[START OF Extracted entries]

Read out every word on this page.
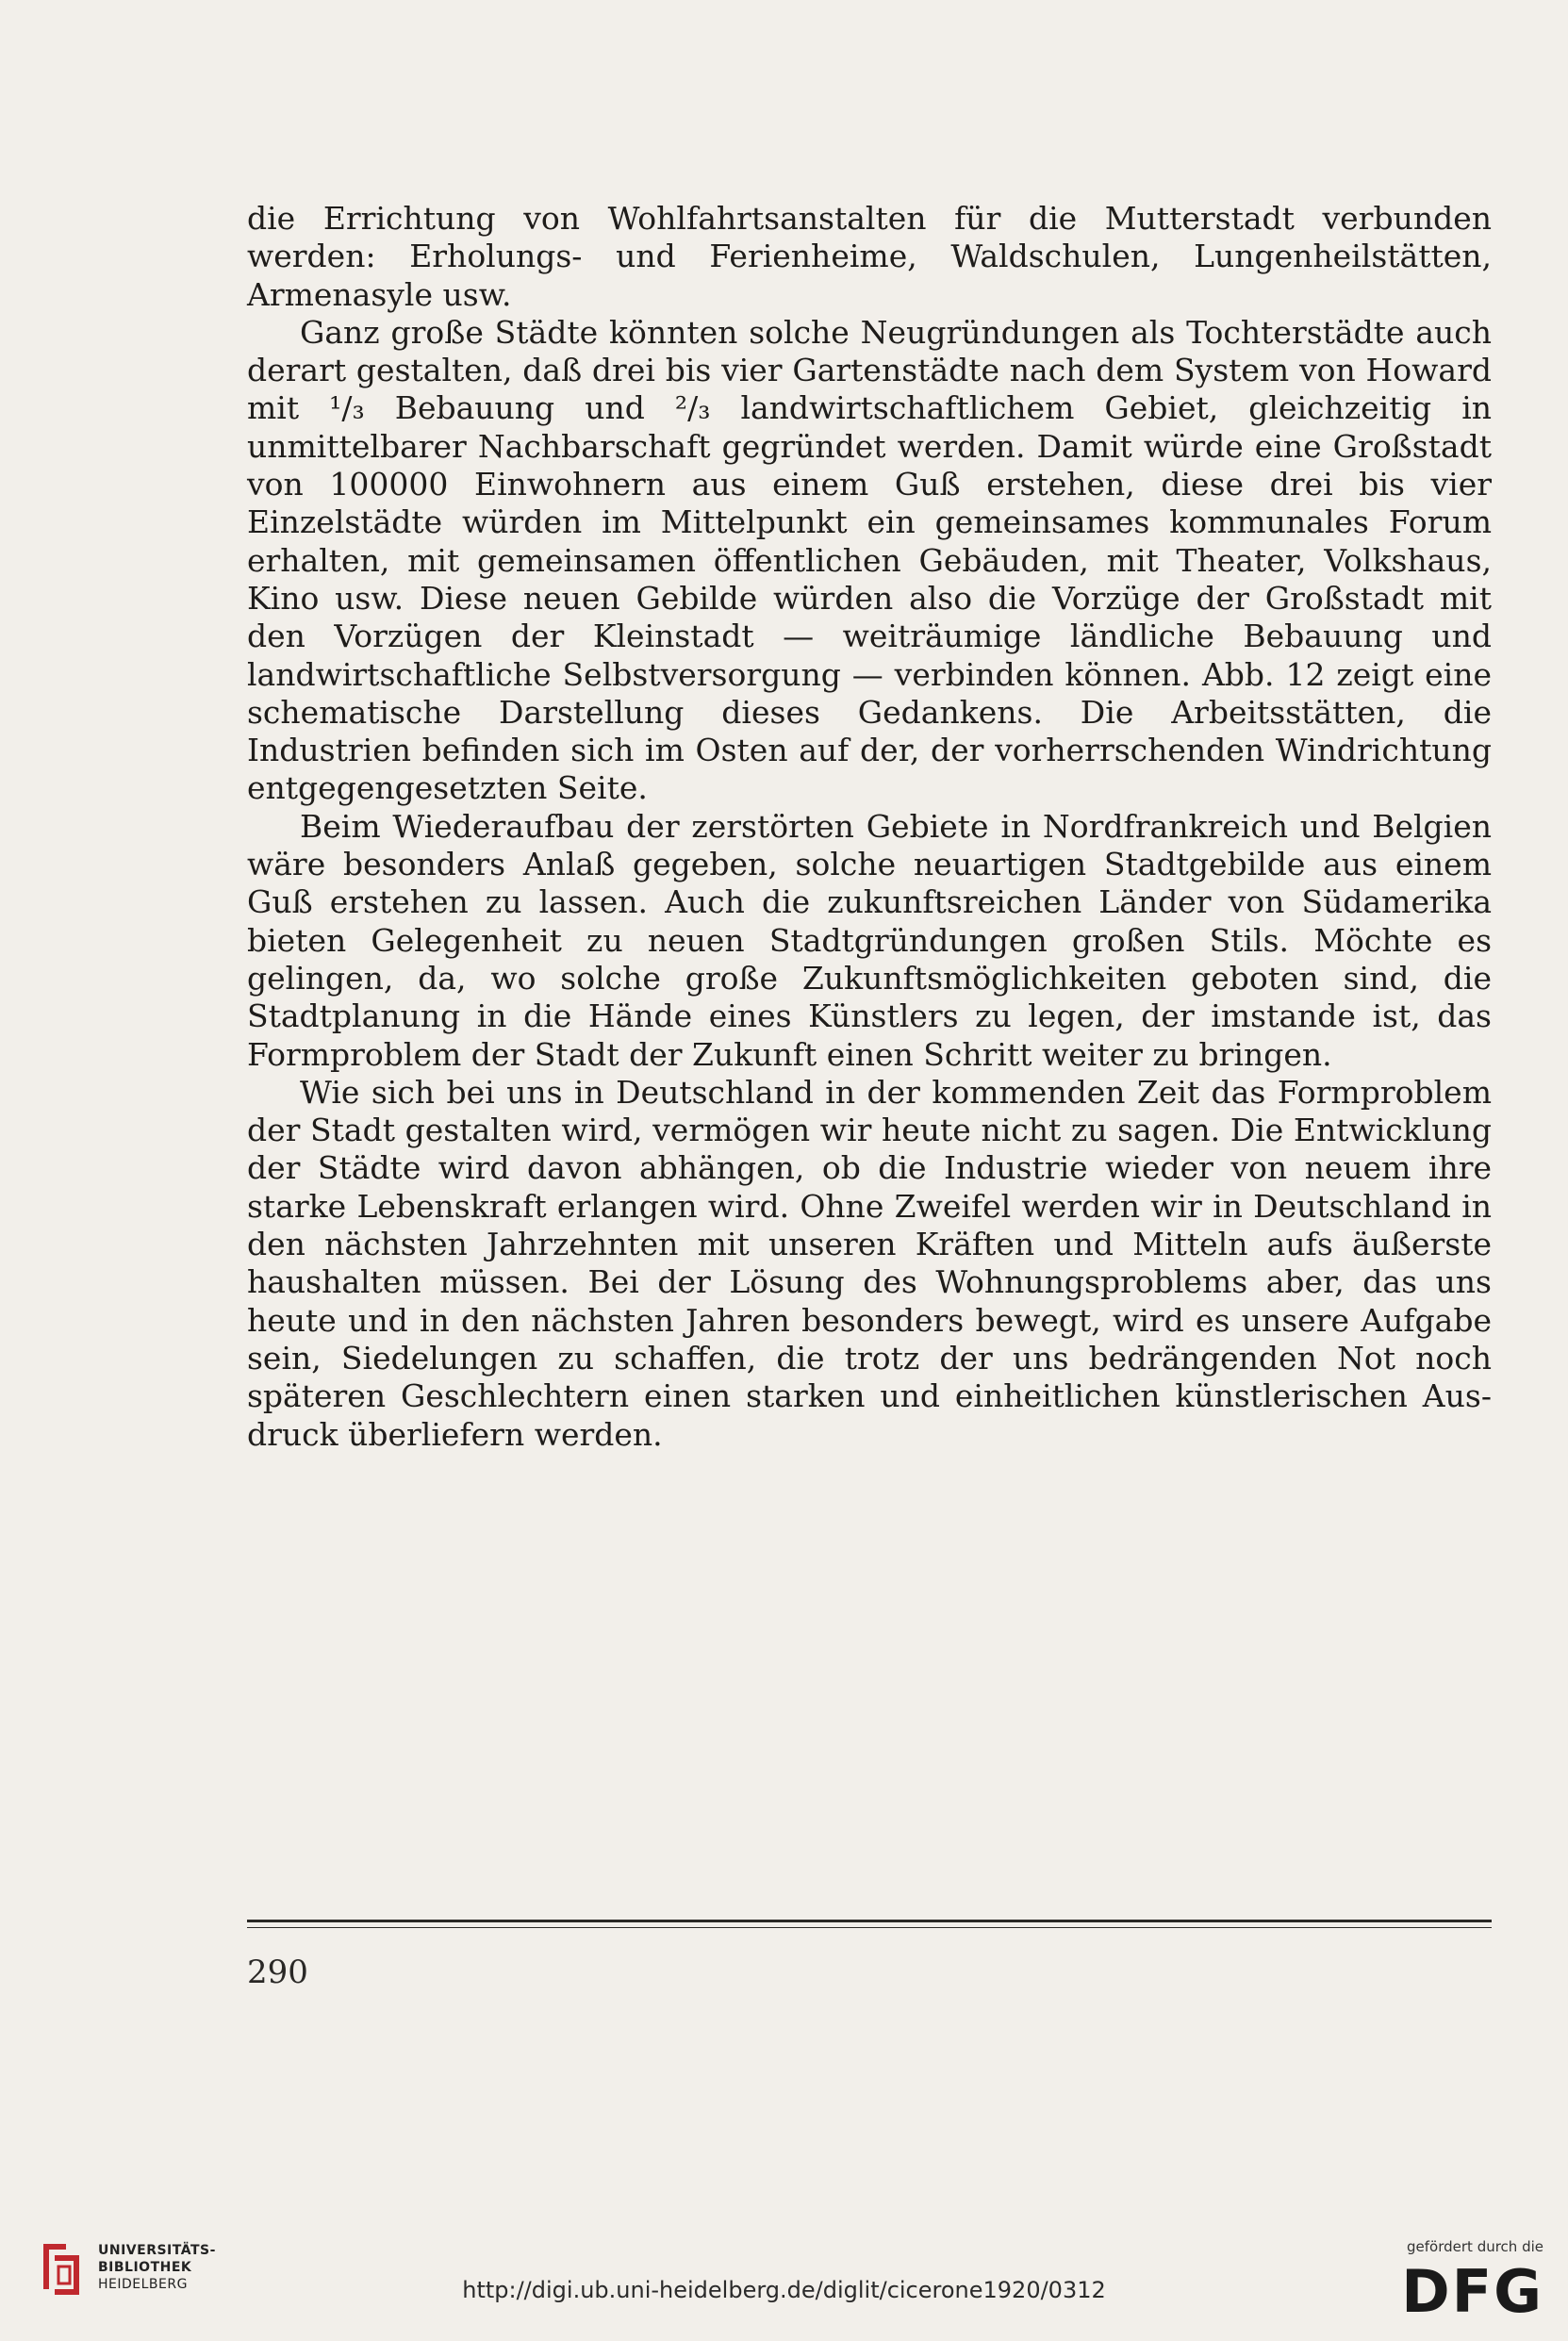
die Errichtung von Wohlfahrtsanstalten für die Mutterstadt verbunden werden: Erholungs- und Ferienheime, Waldschulen, Lungenheilstätten, Armenasyle usw.

Ganz große Städte könnten solche Neugründungen als Tochterstädte auch derart gestalten, daß drei bis vier Gartenstädte nach dem System von Howard mit ¹/₃ Bebauung und ²/₃ landwirtschaftlichem Gebiet, gleichzeitig in unmittelbarer Nachbarschaft gegründet werden. Damit würde eine Großstadt von 100000 Einwohnern aus einem Guß erstehen, diese drei bis vier Einzelstädte würden im Mittelpunkt ein gemeinsames kommunales Forum erhalten, mit gemeinsamen öffentlichen Gebäuden, mit Theater, Volkshaus, Kino usw. Diese neuen Gebilde würden also die Vorzüge der Großstadt mit den Vorzügen der Kleinstadt — weiträumige ländliche Bebauung und landwirtschaftliche Selbstversorgung — verbinden können. Abb. 12 zeigt eine schematische Darstellung dieses Gedankens. Die Arbeitsstätten, die Industrien befinden sich im Osten auf der, der vorherrschenden Windrichtung entgegengesetzten Seite.

Beim Wiederaufbau der zerstörten Gebiete in Nordfrankreich und Belgien wäre besonders Anlaß gegeben, solche neuartigen Stadtgebilde aus einem Guß erstehen zu lassen. Auch die zukunftsreichen Länder von Südamerika bieten Gelegenheit zu neuen Stadtgründungen großen Stils. Möchte es gelingen, da, wo solche große Zukunftsmöglichkeiten geboten sind, die Stadtplanung in die Hände eines Künstlers zu legen, der imstande ist, das Formproblem der Stadt der Zukunft einen Schritt weiter zu bringen.

Wie sich bei uns in Deutschland in der kommenden Zeit das Formproblem der Stadt gestalten wird, vermögen wir heute nicht zu sagen. Die Entwicklung der Städte wird davon abhängen, ob die Industrie wieder von neuem ihre starke Lebenskraft erlangen wird. Ohne Zweifel werden wir in Deutschland in den nächsten Jahrzehnten mit unseren Kräften und Mitteln aufs äußerste haushalten müssen. Bei der Lösung des Wohnungsproblems aber, das uns heute und in den nächsten Jahren besonders bewegt, wird es unsere Aufgabe sein, Siedelungen zu schaffen, die trotz der uns bedrängenden Not noch späteren Geschlechtern einen starken und einheitlichen künstlerischen Ausdruck überliefern werden.

290
UNIVERSITÄTS-
BIBLIOTHEK
HEIDELBERG	http://digi.ub.uni-heidelberg.de/diglit/cicerone1920/0312
gefördert durch die
DFG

[END OF Extracted entries]

§ Work to do: Select and copy every line of the listing with the word "Formproblem".

§ Response below:
Beim Wiederaufbau der zerstörten Gebiete in Nordfrankreich und Belgien wäre besonders Anlaß gegeben, solche neuartigen Stadtgebilde aus einem Guß erstehen zu lassen. Auch die zukunftsreichen Länder von Südamerika bieten Gelegenheit zu neuen Stadtgründungen großen Stils. Möchte es gelingen, da, wo solche große Zukunftsmöglichkeiten geboten sind, die Stadtplanung in die Hände eines Künstlers zu legen, der imstande ist, das Formproblem der Stadt der Zukunft einen Schritt weiter zu bringen.
Wie sich bei uns in Deutschland in der kommenden Zeit das Formproblem der Stadt gestalten wird, vermögen wir heute nicht zu sagen. Die Entwicklung der Städte wird davon abhängen, ob die Industrie wieder von neuem ihre starke Lebenskraft erlangen wird. Ohne Zweifel werden wir in Deutschland in den nächsten Jahrzehnten mit unseren Kräften und Mitteln aufs äußerste haushalten müssen. Bei der Lösung des Wohnungsproblems aber, das uns heute und in den nächsten Jahren besonders bewegt, wird es unsere Aufgabe sein, Siedelungen zu schaffen, die trotz der uns bedrängenden Not noch späteren Geschlechtern einen starken und einheitlichen künstlerischen Ausdruck überliefern werden.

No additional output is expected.